Text block ▸
2)  Speed – Comparing an indexed hash value versus what could be billions or trillions of bytes or source data is much quicker. Optimized hash engines (Pinpoint Harvester) can compare thousands of hash values in a second.

3)  Security  – Hashing data is a one way trip. The original data can’t be recreated or reverse engineered from the hash value. This provides additional security that a person can’t determine the source data from the hash.

The argument that data sources could be different and have the same hash value has raised a lot of concern. There are countless threads related to this issue on the litigation support and computer forensic forums. The bottom line is the only way to do an exact comparison of the original data is to store it everywhere you need to deduplicate or verify the information, however, as mentioned about this isn’t a practical alternative.

Given task 1 ▸ Rewrite the paragraph of the hashing text that begins "The argument that data sources" in a shorter form, keeping its main facts.
Given task 2 ▸ From the hashing text, copy the passage starting with "3)  Security  –" and going on through "from the hash.".

Material ▸
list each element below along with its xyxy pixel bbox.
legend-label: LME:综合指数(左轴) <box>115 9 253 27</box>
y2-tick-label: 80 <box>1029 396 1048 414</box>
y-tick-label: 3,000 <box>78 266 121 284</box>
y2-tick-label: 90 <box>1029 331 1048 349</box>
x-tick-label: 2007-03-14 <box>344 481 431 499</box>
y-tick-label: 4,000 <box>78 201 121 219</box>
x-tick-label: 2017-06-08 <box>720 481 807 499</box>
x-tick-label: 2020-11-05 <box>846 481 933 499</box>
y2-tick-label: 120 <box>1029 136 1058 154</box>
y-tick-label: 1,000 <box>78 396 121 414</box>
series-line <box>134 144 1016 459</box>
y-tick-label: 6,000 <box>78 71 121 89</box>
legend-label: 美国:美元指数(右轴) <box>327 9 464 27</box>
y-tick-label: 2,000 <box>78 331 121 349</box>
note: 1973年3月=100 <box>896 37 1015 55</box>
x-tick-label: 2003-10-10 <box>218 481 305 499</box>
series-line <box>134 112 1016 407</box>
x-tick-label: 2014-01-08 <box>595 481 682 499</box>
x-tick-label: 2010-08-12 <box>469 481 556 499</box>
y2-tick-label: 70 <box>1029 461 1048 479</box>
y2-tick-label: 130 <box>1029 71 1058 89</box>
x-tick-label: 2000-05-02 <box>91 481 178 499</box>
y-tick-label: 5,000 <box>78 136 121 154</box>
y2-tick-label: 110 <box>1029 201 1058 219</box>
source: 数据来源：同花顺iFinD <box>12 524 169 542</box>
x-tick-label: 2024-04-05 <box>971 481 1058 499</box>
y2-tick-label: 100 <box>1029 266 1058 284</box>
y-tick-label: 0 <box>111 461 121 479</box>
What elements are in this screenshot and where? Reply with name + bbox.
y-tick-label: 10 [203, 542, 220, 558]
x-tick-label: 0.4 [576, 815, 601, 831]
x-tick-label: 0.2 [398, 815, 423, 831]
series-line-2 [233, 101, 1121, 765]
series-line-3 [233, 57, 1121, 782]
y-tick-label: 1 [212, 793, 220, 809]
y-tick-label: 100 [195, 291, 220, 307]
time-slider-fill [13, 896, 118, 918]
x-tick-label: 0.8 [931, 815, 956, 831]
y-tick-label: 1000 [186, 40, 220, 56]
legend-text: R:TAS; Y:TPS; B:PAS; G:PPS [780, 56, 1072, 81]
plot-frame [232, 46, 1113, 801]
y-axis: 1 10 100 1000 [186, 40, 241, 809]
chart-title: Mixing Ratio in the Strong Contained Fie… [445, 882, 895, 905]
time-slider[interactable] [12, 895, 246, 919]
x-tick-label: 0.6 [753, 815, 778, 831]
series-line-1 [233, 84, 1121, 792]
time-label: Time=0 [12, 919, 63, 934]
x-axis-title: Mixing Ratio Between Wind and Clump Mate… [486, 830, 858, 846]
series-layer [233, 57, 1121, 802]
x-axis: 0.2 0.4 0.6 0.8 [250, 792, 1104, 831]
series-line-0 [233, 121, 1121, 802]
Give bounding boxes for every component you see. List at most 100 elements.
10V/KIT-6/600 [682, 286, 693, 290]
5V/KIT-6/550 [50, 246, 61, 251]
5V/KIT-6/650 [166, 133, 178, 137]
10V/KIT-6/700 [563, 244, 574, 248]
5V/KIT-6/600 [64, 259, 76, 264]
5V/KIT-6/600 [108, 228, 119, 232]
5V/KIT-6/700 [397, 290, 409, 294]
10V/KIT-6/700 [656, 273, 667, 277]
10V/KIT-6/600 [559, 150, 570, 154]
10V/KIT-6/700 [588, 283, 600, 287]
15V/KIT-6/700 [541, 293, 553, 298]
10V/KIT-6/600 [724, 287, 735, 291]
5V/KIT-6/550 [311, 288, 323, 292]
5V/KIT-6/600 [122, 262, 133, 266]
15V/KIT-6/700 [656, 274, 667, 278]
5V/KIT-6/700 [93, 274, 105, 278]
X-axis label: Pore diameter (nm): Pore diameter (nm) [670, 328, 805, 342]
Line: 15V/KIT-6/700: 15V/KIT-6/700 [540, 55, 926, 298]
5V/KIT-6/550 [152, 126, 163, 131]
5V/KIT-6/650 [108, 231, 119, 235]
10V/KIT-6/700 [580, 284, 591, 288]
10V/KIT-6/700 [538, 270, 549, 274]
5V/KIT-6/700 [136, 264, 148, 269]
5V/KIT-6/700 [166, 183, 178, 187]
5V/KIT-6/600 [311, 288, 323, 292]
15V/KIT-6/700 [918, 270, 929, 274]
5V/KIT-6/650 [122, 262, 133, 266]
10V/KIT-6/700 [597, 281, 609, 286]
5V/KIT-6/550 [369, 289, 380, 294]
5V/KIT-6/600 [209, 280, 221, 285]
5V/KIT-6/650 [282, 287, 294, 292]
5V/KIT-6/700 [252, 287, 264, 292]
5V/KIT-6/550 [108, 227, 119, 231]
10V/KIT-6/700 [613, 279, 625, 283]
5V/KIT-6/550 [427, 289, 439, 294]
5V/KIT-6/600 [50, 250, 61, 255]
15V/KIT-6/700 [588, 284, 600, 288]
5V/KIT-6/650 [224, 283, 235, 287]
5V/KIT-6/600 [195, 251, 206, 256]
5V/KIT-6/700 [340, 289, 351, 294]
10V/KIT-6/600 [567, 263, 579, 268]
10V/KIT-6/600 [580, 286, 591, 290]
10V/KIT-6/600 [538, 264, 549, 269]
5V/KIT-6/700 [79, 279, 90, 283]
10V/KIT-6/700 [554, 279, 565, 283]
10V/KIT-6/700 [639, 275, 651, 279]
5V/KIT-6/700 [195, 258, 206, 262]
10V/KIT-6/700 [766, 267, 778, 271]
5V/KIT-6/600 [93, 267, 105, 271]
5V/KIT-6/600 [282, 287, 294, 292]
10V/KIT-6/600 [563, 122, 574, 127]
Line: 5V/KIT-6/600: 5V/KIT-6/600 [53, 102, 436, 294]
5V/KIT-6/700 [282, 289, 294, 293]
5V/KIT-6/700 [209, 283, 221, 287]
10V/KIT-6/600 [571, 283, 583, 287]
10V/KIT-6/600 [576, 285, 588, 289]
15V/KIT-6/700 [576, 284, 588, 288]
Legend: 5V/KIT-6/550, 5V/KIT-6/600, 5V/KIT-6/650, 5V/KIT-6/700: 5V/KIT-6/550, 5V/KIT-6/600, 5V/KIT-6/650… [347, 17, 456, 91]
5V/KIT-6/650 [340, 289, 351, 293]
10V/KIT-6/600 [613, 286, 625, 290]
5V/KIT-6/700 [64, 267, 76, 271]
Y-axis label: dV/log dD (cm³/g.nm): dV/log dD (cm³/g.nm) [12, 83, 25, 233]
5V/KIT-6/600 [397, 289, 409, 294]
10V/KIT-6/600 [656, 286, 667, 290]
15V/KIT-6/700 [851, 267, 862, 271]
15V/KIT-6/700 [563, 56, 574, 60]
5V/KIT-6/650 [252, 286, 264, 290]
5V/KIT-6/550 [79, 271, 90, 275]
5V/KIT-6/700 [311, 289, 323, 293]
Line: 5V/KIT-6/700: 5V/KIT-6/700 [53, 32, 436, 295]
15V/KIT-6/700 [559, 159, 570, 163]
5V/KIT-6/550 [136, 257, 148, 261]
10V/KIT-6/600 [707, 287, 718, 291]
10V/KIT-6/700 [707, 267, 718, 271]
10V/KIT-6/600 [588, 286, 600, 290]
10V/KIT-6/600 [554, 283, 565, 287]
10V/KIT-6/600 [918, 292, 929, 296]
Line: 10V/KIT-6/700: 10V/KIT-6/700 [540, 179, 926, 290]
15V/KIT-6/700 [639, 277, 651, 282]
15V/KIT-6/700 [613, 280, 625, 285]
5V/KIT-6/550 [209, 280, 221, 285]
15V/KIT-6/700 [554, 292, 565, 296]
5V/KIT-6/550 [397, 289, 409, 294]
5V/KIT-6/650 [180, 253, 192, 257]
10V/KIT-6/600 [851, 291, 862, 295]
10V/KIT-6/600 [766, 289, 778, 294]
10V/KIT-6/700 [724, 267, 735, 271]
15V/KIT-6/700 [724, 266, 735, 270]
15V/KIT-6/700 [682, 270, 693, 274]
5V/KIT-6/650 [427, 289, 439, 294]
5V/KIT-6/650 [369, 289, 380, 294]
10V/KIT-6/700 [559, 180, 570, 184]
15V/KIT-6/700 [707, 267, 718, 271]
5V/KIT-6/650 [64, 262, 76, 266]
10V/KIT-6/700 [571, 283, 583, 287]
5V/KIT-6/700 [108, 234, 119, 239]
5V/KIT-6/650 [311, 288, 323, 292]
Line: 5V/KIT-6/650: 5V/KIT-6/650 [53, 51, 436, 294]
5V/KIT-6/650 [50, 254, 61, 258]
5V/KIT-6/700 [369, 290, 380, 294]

Correct response 1 ▸ Many people worry that two different data sources could produce the same hash value, and the issue is discussed in countless threads on litigation support and computer forensic forums. An exact comparison of the original data would require storing that data everywhere it must be deduplicated or verified, which is not practical.

Correct response 2 ▸
3)  Security  – Hashing data is a one way trip. The original data can’t be recreated or reverse engineered from the hash value. This provides additional security that a person can’t determine the source data from the hash.